§ **Problem to solve**
In the entries below, identify every line with the string "først" and copy it.

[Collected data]
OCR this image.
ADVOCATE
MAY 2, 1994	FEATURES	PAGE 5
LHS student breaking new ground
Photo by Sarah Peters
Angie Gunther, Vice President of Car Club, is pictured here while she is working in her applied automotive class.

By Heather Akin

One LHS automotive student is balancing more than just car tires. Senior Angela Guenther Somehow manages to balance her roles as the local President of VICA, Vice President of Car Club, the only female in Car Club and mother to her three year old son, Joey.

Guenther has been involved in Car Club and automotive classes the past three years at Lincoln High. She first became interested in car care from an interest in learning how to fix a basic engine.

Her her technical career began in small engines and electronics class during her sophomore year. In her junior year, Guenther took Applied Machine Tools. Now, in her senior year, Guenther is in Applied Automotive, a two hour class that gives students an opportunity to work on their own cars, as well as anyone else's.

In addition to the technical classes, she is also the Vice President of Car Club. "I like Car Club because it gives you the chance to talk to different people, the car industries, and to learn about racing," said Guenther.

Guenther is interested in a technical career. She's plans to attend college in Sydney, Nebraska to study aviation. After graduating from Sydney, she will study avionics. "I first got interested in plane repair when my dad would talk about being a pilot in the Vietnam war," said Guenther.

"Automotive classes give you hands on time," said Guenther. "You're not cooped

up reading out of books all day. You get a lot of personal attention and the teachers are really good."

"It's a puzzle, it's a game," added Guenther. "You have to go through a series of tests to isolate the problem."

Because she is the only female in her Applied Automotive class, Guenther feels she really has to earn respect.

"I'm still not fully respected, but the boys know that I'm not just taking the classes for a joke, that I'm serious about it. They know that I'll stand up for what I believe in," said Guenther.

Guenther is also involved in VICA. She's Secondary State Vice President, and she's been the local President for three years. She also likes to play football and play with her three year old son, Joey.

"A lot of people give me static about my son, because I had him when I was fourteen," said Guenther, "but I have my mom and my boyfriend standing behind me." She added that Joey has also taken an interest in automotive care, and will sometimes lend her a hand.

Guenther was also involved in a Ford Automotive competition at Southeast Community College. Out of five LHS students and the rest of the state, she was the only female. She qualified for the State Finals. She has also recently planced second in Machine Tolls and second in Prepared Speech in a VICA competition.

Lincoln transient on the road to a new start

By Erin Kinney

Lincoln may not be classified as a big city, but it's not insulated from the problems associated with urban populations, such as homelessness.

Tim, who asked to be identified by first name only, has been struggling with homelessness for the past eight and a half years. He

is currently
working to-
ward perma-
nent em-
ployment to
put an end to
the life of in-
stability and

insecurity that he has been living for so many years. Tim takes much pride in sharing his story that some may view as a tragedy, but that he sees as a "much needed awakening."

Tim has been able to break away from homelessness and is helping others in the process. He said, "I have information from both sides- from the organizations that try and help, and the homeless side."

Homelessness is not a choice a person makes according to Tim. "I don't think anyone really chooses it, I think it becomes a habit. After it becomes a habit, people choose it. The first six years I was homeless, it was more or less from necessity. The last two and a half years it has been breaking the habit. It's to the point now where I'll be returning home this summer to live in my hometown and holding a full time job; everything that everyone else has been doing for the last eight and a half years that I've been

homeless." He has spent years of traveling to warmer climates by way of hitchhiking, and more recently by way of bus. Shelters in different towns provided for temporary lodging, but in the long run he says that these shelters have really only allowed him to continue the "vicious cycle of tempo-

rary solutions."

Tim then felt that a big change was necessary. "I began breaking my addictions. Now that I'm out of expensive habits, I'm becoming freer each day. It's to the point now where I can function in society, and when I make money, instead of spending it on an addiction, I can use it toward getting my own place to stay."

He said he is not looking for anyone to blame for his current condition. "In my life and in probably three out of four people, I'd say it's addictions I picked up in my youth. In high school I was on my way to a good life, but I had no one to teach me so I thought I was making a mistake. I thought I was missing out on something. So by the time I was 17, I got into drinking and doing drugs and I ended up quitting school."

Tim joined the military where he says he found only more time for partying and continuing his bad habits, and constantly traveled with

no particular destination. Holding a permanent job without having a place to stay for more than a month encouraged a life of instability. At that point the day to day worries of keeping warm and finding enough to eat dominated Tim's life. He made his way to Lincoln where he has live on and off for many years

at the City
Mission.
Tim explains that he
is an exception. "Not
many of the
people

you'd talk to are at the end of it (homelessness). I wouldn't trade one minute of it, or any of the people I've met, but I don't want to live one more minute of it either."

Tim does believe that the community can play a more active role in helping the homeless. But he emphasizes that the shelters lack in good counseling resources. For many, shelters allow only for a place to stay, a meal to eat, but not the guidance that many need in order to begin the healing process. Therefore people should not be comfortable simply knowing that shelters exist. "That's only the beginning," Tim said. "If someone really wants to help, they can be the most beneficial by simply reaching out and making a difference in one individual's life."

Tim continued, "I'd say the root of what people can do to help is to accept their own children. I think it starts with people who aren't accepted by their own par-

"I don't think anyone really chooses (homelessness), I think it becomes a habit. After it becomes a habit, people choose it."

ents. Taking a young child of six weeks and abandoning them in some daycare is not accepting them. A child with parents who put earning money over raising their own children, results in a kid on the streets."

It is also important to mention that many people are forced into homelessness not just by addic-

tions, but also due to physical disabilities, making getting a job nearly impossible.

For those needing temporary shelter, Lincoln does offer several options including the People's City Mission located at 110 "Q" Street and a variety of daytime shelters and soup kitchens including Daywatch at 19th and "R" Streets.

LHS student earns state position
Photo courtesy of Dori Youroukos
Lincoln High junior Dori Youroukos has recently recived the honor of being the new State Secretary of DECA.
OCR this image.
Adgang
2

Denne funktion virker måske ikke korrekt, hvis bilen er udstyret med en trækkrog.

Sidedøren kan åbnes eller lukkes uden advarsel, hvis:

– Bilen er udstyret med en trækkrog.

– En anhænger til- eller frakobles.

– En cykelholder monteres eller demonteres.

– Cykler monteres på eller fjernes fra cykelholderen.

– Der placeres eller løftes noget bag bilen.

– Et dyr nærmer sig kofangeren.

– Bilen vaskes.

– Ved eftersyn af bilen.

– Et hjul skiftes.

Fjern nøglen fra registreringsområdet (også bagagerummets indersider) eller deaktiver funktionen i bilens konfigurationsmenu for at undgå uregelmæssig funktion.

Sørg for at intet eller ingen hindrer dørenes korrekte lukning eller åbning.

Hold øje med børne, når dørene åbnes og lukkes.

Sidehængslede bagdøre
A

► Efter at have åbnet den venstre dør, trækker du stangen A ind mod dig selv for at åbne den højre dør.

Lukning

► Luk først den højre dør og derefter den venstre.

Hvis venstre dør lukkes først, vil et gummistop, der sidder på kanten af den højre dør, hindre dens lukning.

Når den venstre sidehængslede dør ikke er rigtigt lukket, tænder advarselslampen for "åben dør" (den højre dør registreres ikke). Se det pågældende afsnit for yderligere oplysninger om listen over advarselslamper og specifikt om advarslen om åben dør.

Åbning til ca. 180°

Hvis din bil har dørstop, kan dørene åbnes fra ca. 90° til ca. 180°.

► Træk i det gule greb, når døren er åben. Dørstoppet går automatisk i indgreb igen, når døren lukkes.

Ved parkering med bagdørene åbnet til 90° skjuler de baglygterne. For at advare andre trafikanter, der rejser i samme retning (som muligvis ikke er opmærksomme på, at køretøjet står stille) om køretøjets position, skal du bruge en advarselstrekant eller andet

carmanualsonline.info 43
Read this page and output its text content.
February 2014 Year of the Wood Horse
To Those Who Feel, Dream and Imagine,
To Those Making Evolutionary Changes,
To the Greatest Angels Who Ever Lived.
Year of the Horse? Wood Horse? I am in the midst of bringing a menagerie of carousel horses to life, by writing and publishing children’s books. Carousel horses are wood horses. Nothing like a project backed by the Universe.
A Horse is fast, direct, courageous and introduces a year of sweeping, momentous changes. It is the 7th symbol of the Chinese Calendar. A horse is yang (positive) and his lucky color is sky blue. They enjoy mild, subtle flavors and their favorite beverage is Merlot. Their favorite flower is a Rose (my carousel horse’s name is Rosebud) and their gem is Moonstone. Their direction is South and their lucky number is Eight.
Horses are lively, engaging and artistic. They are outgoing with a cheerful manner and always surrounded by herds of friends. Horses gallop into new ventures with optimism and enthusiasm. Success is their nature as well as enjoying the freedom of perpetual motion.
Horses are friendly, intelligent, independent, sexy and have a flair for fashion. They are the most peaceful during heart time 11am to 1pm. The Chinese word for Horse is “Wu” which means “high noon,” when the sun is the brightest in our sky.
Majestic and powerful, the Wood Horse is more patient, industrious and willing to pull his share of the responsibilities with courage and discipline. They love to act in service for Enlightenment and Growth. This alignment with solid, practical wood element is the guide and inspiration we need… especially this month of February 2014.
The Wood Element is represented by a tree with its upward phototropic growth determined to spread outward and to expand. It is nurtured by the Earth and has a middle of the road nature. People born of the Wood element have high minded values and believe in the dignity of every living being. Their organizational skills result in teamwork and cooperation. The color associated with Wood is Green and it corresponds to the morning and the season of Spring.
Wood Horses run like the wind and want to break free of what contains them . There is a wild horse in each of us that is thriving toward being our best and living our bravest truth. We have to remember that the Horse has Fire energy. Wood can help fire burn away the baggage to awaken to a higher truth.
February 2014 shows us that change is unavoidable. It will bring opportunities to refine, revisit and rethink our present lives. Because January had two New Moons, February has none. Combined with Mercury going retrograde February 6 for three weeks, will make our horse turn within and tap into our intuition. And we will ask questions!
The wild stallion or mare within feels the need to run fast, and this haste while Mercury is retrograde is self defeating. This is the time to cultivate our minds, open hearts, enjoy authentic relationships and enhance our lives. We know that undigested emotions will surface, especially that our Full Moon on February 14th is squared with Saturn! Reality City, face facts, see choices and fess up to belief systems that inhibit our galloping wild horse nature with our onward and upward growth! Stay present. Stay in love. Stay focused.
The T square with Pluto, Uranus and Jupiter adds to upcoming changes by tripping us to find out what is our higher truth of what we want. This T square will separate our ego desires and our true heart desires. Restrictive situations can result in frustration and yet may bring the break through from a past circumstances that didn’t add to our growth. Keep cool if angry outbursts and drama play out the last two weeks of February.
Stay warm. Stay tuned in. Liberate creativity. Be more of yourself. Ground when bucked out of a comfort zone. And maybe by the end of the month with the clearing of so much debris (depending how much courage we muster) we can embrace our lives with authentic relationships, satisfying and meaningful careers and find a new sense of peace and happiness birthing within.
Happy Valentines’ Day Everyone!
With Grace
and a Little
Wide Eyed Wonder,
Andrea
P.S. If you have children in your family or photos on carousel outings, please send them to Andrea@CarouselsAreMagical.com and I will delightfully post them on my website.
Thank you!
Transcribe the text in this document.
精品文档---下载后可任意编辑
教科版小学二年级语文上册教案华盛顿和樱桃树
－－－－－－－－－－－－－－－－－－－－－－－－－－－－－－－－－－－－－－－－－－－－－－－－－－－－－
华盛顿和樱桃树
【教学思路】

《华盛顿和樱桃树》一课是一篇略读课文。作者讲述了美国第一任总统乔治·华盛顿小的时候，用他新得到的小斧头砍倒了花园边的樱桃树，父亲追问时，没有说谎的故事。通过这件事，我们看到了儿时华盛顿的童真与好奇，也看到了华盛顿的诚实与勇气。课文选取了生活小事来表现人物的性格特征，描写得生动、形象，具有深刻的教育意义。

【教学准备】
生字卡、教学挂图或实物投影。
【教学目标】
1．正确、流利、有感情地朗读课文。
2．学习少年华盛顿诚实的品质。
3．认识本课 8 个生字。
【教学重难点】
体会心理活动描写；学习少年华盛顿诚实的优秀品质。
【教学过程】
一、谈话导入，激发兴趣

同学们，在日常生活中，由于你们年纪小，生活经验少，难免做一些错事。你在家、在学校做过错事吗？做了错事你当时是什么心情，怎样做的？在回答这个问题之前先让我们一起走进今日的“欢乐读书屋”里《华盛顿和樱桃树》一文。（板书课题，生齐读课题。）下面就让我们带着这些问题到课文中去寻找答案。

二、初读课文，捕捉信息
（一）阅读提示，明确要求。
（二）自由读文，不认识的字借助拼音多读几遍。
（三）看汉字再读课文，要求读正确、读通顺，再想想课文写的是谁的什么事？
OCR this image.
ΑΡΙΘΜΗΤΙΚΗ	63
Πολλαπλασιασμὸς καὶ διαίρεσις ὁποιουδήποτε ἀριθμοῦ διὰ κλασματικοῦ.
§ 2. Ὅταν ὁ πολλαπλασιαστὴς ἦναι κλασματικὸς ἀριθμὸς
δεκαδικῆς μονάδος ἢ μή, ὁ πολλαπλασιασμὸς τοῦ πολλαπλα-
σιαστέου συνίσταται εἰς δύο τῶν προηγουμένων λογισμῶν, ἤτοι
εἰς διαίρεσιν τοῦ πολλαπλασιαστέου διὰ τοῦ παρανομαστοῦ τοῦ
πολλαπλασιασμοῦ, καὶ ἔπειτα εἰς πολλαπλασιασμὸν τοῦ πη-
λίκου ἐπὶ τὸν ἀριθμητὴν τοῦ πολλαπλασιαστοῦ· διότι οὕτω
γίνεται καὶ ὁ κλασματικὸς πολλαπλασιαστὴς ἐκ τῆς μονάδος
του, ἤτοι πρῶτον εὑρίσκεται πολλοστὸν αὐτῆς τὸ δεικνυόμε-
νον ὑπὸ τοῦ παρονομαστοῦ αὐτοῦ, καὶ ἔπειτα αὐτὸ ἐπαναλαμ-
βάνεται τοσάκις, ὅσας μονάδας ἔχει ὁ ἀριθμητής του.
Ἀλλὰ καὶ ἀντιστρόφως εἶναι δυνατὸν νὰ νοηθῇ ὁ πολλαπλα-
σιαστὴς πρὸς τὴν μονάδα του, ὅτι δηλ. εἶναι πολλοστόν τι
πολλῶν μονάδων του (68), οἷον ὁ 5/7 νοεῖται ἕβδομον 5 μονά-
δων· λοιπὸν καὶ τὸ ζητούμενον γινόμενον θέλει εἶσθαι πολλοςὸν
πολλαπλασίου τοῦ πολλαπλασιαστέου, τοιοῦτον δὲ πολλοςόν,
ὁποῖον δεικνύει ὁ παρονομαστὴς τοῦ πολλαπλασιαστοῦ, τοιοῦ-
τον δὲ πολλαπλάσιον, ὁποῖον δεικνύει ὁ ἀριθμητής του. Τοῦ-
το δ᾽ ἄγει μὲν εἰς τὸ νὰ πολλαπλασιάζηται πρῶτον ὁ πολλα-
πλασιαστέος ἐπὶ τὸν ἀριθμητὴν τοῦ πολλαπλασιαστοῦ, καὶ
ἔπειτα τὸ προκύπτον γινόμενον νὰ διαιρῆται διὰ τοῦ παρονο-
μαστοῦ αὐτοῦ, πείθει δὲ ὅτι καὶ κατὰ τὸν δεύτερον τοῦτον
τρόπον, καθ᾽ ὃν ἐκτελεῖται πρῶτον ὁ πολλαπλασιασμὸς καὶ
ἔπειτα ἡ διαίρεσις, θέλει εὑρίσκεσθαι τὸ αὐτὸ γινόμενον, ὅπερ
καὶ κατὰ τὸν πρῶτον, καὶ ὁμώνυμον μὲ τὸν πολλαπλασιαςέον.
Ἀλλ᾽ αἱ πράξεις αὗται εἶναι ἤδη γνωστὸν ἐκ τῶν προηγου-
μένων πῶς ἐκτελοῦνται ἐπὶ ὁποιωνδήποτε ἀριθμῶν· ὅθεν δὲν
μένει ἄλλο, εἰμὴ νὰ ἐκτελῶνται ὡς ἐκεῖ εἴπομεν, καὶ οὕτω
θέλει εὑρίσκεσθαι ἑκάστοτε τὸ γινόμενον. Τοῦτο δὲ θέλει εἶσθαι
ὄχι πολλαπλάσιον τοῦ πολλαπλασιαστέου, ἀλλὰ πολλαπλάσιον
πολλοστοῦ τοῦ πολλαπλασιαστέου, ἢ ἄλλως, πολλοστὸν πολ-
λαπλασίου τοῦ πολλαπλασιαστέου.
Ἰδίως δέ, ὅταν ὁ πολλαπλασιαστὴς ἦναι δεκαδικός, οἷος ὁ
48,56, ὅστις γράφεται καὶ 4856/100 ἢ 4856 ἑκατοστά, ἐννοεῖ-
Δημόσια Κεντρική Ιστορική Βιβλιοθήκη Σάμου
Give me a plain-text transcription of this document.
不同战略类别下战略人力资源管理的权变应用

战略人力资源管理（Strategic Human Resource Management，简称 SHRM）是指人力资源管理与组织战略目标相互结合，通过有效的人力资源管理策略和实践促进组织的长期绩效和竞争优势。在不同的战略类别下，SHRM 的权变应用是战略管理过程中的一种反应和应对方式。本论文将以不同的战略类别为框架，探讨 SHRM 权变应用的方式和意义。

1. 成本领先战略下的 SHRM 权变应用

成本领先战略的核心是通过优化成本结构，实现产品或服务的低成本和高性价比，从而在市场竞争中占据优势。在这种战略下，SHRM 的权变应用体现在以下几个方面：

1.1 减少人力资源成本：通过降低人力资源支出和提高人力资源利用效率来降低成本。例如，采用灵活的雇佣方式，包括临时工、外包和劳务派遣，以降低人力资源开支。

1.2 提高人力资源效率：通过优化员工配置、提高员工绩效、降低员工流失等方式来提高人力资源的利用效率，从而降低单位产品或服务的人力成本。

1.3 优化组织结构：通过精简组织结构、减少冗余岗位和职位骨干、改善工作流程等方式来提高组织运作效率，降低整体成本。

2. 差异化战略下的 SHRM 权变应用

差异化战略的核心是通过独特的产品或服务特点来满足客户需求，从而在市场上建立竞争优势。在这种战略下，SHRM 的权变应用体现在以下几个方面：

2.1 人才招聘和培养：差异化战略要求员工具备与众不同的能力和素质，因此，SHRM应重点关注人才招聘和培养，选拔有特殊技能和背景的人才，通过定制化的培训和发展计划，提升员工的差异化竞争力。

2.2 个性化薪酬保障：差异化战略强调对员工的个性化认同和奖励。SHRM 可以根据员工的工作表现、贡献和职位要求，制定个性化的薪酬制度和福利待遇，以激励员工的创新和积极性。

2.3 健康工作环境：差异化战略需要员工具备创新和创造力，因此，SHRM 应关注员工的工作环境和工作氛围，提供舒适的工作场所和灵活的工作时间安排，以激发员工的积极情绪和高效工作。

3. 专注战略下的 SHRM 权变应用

§ **Solution to this problem**
► Luk først den højre dør og derefter den venstre.
Hvis venstre dør lukkes først, vil et gummistop, der sidder på kanten af den højre dør, hindre dens lukning.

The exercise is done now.